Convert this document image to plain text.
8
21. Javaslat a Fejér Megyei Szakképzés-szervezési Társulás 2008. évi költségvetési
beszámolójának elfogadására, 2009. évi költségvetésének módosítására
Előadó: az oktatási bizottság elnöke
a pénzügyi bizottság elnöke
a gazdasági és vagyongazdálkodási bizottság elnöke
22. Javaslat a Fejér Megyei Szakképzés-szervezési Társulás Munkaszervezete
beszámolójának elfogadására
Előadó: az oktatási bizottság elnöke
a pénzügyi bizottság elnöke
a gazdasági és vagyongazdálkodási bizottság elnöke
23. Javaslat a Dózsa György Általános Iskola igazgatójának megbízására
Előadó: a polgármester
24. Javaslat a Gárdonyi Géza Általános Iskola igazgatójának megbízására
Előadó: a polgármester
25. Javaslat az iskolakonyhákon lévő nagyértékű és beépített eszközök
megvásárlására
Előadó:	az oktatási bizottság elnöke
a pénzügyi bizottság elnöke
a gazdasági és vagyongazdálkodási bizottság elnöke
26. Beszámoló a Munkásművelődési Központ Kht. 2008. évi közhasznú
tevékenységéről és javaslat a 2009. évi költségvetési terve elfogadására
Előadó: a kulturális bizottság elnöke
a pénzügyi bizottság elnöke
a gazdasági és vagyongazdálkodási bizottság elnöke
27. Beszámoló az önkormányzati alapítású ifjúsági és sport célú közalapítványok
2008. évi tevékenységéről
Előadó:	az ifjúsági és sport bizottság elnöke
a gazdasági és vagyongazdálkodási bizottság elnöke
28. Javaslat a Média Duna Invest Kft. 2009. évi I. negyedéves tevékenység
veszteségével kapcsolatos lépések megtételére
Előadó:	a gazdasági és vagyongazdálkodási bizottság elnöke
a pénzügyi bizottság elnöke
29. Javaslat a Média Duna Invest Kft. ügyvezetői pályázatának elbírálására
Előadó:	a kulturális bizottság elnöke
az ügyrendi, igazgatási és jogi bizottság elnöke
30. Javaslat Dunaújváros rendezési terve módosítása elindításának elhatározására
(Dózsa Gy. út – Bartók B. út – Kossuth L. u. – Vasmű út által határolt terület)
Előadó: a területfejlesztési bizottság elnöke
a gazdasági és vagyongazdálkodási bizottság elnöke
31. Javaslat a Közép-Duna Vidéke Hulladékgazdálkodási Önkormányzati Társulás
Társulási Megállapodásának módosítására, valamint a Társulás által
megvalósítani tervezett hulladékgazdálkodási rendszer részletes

_ _ _

SHORT EXERCISE:
Return the material in full, exactly as shown.

FINISHED ANSWER:
Convert this document image to plain text.
8
21. Javaslat a Fejér Megyei Szakképzés-szervezési Társulás 2008. évi költségvetési
beszámolójának elfogadására, 2009. évi költségvetésének módosítására
Előadó: az oktatási bizottság elnöke
a pénzügyi bizottság elnöke
a gazdasági és vagyongazdálkodási bizottság elnöke
22. Javaslat a Fejér Megyei Szakképzés-szervezési Társulás Munkaszervezete
beszámolójának elfogadására
Előadó: az oktatási bizottság elnöke
a pénzügyi bizottság elnöke
a gazdasági és vagyongazdálkodási bizottság elnöke
23. Javaslat a Dózsa György Általános Iskola igazgatójának megbízására
Előadó: a polgármester
24. Javaslat a Gárdonyi Géza Általános Iskola igazgatójának megbízására
Előadó: a polgármester
25. Javaslat az iskolakonyhákon lévő nagyértékű és beépített eszközök
megvásárlására
Előadó:	az oktatási bizottság elnöke
a pénzügyi bizottság elnöke
a gazdasági és vagyongazdálkodási bizottság elnöke
26. Beszámoló a Munkásművelődési Központ Kht. 2008. évi közhasznú
tevékenységéről és javaslat a 2009. évi költségvetési terve elfogadására
Előadó: a kulturális bizottság elnöke
a pénzügyi bizottság elnöke
a gazdasági és vagyongazdálkodási bizottság elnöke
27. Beszámoló az önkormányzati alapítású ifjúsági és sport célú közalapítványok
2008. évi tevékenységéről
Előadó:	az ifjúsági és sport bizottság elnöke
a gazdasági és vagyongazdálkodási bizottság elnöke
28. Javaslat a Média Duna Invest Kft. 2009. évi I. negyedéves tevékenység
veszteségével kapcsolatos lépések megtételére
Előadó:	a gazdasági és vagyongazdálkodási bizottság elnöke
a pénzügyi bizottság elnöke
29. Javaslat a Média Duna Invest Kft. ügyvezetői pályázatának elbírálására
Előadó:	a kulturális bizottság elnöke
az ügyrendi, igazgatási és jogi bizottság elnöke
30. Javaslat Dunaújváros rendezési terve módosítása elindításának elhatározására
(Dózsa Gy. út – Bartók B. út – Kossuth L. u. – Vasmű út által határolt terület)
Előadó: a területfejlesztési bizottság elnöke
a gazdasági és vagyongazdálkodási bizottság elnöke
31. Javaslat a Közép-Duna Vidéke Hulladékgazdálkodási Önkormányzati Társulás
Társulási Megállapodásának módosítására, valamint a Társulás által
megvalósítani tervezett hulladékgazdálkodási rendszer részletes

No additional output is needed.